* begin Information given *

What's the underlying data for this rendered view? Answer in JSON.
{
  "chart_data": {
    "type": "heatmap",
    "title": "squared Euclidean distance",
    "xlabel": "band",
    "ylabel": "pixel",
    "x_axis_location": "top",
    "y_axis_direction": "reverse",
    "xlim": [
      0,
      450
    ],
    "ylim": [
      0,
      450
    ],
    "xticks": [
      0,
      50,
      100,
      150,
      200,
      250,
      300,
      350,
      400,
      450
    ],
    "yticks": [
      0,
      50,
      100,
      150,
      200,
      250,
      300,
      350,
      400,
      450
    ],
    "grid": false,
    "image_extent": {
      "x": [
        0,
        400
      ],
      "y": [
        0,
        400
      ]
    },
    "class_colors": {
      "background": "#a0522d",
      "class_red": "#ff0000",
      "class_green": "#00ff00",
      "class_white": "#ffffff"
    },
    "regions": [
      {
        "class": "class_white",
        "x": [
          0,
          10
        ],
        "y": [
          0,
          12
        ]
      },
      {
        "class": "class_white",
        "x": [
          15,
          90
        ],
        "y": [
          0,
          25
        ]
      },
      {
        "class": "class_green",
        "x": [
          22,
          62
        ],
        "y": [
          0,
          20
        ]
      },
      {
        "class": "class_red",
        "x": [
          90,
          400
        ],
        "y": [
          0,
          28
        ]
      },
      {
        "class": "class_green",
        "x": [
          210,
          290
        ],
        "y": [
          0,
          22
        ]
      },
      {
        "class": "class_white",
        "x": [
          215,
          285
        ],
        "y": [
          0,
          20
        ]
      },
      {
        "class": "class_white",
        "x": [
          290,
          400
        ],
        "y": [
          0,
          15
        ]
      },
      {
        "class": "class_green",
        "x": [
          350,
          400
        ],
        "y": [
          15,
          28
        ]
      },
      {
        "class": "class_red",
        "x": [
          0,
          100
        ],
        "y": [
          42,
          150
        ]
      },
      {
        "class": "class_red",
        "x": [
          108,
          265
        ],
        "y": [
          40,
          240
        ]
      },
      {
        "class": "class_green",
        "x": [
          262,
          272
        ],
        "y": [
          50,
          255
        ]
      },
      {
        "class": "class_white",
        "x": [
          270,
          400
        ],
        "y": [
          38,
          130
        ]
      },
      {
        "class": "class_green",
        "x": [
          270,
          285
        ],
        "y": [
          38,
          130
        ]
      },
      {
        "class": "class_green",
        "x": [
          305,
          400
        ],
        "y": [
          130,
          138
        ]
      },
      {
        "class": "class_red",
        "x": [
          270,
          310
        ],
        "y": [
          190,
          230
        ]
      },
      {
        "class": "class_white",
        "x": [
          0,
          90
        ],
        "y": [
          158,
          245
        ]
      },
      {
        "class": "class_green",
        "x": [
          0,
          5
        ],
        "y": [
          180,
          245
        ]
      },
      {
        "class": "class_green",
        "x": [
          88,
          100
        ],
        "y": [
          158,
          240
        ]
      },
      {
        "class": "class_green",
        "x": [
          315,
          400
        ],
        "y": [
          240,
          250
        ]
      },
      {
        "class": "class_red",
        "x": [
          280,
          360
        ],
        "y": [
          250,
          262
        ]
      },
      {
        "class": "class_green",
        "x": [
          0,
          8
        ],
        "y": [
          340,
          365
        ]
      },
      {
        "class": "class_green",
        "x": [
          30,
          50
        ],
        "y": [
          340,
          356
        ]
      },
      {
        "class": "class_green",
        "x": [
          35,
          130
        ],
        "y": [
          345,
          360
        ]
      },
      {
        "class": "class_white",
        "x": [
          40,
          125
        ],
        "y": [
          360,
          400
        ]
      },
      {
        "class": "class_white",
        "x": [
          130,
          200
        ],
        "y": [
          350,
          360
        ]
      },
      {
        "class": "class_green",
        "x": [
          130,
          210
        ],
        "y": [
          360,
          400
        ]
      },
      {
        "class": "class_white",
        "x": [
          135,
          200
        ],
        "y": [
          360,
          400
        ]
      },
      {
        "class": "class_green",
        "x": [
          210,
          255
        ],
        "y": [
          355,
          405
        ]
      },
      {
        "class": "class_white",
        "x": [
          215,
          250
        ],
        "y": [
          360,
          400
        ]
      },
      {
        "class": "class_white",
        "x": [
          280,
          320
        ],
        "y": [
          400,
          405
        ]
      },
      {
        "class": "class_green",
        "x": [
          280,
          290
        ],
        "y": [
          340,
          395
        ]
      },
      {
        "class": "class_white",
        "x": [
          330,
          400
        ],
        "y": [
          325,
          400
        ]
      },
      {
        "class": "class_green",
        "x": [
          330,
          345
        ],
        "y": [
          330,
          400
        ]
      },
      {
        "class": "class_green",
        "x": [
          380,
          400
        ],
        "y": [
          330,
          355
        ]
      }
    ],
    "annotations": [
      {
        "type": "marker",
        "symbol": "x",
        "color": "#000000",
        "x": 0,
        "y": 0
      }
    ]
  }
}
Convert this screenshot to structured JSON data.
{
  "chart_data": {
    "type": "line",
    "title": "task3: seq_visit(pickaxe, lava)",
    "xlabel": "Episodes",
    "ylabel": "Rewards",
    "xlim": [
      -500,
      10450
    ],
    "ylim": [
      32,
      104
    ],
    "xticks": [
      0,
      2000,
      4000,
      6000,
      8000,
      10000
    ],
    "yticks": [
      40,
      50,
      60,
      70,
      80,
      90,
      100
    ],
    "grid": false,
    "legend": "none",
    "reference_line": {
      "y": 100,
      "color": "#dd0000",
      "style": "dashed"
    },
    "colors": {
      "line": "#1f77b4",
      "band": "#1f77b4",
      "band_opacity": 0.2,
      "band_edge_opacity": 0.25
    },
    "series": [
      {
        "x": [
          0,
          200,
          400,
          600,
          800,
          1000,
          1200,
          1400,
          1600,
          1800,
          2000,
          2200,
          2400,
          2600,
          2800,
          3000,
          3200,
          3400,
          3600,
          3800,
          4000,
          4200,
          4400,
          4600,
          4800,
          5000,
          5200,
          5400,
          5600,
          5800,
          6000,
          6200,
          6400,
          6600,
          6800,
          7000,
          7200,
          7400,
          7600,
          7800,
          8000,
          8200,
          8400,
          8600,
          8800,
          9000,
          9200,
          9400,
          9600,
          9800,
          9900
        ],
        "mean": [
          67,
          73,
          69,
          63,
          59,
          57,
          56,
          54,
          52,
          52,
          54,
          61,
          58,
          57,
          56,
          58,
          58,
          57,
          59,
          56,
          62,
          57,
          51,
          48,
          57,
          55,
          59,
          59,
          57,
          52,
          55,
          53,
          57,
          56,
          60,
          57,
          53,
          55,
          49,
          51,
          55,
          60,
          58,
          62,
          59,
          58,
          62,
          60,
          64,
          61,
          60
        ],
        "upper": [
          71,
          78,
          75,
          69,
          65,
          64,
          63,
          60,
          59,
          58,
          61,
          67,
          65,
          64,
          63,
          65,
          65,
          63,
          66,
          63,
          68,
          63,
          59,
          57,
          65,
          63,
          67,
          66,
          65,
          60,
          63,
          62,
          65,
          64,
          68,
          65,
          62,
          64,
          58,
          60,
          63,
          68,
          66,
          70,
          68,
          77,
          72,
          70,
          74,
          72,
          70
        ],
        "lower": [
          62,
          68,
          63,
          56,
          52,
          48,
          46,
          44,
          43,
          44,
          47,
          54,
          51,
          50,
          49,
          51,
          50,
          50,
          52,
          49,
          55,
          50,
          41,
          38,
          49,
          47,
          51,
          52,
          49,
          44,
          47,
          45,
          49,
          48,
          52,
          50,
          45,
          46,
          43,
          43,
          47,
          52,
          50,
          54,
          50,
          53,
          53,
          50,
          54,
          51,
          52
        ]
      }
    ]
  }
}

* end Information given *

Do this: Pick out every line above that holds the word "title" and copy it.

Answer to the problem:
    "title": "squared Euclidean distance",
    "title": "task3: seq_visit(pickaxe, lava)",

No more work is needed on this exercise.